**REQUIRED TASK**
Write every line of the material out exactly as shown.

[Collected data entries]
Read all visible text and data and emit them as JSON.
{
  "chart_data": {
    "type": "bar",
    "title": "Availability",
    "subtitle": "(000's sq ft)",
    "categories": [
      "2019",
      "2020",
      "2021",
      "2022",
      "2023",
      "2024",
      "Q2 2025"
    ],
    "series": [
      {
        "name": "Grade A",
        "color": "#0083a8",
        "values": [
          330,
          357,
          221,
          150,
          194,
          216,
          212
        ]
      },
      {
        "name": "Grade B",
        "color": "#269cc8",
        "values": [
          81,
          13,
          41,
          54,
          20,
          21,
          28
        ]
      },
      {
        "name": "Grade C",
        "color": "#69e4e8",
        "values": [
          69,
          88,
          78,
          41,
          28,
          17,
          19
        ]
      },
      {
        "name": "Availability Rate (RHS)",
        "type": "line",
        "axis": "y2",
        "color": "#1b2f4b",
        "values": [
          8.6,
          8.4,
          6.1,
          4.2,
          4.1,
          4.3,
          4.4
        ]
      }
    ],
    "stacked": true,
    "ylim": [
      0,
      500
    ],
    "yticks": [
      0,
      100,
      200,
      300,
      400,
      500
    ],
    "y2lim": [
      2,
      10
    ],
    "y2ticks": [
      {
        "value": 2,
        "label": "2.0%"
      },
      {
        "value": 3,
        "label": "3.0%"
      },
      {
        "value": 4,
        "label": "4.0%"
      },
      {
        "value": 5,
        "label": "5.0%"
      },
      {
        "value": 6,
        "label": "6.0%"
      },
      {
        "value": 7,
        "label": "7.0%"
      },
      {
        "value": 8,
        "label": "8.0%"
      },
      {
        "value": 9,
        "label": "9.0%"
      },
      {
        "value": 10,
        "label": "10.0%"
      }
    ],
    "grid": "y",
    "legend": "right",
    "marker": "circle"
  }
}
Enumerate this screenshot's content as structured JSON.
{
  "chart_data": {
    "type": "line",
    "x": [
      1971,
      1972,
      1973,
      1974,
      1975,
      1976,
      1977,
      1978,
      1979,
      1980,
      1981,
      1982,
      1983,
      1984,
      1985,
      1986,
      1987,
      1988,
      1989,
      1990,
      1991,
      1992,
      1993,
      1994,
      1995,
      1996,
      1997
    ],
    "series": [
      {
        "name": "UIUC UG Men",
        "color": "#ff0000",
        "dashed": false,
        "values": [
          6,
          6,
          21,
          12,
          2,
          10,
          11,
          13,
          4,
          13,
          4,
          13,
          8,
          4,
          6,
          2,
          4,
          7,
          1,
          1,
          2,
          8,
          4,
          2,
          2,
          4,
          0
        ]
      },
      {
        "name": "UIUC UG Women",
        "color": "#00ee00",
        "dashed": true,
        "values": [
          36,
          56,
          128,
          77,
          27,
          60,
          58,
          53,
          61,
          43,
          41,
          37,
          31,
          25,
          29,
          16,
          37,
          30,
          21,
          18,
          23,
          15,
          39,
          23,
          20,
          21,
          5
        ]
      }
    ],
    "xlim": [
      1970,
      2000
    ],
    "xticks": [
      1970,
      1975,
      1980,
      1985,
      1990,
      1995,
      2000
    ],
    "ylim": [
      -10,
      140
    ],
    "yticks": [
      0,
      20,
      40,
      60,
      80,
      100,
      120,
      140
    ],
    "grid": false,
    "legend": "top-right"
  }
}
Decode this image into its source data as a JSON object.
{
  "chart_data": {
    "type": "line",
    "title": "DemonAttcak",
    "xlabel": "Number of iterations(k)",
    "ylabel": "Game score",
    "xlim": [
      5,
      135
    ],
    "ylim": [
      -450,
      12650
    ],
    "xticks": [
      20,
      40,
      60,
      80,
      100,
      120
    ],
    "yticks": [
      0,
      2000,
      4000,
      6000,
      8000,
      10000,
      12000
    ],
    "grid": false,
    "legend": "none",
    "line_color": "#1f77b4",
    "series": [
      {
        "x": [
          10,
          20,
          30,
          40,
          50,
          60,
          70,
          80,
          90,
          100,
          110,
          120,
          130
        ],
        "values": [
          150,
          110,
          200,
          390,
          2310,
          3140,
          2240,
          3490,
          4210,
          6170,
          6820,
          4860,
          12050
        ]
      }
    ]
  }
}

**RESPONSE TO THIS EXERCISE**
Read all visible text and data and emit them as JSON.
{
  "chart_data": {
    "type": "bar",
    "title": "Availability",
    "subtitle": "(000's sq ft)",
    "categories": [
      "2019",
      "2020",
      "2021",
      "2022",
      "2023",
      "2024",
      "Q2 2025"
    ],
    "series": [
      {
        "name": "Grade A",
        "color": "#0083a8",
        "values": [
          330,
          357,
          221,
          150,
          194,
          216,
          212
        ]
      },
      {
        "name": "Grade B",
        "color": "#269cc8",
        "values": [
          81,
          13,
          41,
          54,
          20,
          21,
          28
        ]
      },
      {
        "name": "Grade C",
        "color": "#69e4e8",
        "values": [
          69,
          88,
          78,
          41,
          28,
          17,
          19
        ]
      },
      {
        "name": "Availability Rate (RHS)",
        "type": "line",
        "axis": "y2",
        "color": "#1b2f4b",
        "values": [
          8.6,
          8.4,
          6.1,
          4.2,
          4.1,
          4.3,
          4.4
        ]
      }
    ],
    "stacked": true,
    "ylim": [
      0,
      500
    ],
    "yticks": [
      0,
      100,
      200,
      300,
      400,
      500
    ],
    "y2lim": [
      2,
      10
    ],
    "y2ticks": [
      {
        "value": 2,
        "label": "2.0%"
      },
      {
        "value": 3,
        "label": "3.0%"
      },
      {
        "value": 4,
        "label": "4.0%"
      },
      {
        "value": 5,
        "label": "5.0%"
      },
      {
        "value": 6,
        "label": "6.0%"
      },
      {
        "value": 7,
        "label": "7.0%"
      },
      {
        "value": 8,
        "label": "8.0%"
      },
      {
        "value": 9,
        "label": "9.0%"
      },
      {
        "value": 10,
        "label": "10.0%"
      }
    ],
    "grid": "y",
    "legend": "right",
    "marker": "circle"
  }
}
Enumerate this screenshot's content as structured JSON.
{
  "chart_data": {
    "type": "line",
    "x": [
      1971,
      1972,
      1973,
      1974,
      1975,
      1976,
      1977,
      1978,
      1979,
      1980,
      1981,
      1982,
      1983,
      1984,
      1985,
      1986,
      1987,
      1988,
      1989,
      1990,
      1991,
      1992,
      1993,
      1994,
      1995,
      1996,
      1997
    ],
    "series": [
      {
        "name": "UIUC UG Men",
        "color": "#ff0000",
        "dashed": false,
        "values": [
          6,
          6,
          21,
          12,
          2,
          10,
          11,
          13,
          4,
          13,
          4,
          13,
          8,
          4,
          6,
          2,
          4,
          7,
          1,
          1,
          2,
          8,
          4,
          2,
          2,
          4,
          0
        ]
      },
      {
        "name": "UIUC UG Women",
        "color": "#00ee00",
        "dashed": true,
        "values": [
          36,
          56,
          128,
          77,
          27,
          60,
          58,
          53,
          61,
          43,
          41,
          37,
          31,
          25,
          29,
          16,
          37,
          30,
          21,
          18,
          23,
          15,
          39,
          23,
          20,
          21,
          5
        ]
      }
    ],
    "xlim": [
      1970,
      2000
    ],
    "xticks": [
      1970,
      1975,
      1980,
      1985,
      1990,
      1995,
      2000
    ],
    "ylim": [
      -10,
      140
    ],
    "yticks": [
      0,
      20,
      40,
      60,
      80,
      100,
      120,
      140
    ],
    "grid": false,
    "legend": "top-right"
  }
}
Decode this image into its source data as a JSON object.
{
  "chart_data": {
    "type": "line",
    "title": "DemonAttcak",
    "xlabel": "Number of iterations(k)",
    "ylabel": "Game score",
    "xlim": [
      5,
      135
    ],
    "ylim": [
      -450,
      12650
    ],
    "xticks": [
      20,
      40,
      60,
      80,
      100,
      120
    ],
    "yticks": [
      0,
      2000,
      4000,
      6000,
      8000,
      10000,
      12000
    ],
    "grid": false,
    "legend": "none",
    "line_color": "#1f77b4",
    "series": [
      {
        "x": [
          10,
          20,
          30,
          40,
          50,
          60,
          70,
          80,
          90,
          100,
          110,
          120,
          130
        ],
        "values": [
          150,
          110,
          200,
          390,
          2310,
          3140,
          2240,
          3490,
          4210,
          6170,
          6820,
          4860,
          12050
        ]
      }
    ]
  }
}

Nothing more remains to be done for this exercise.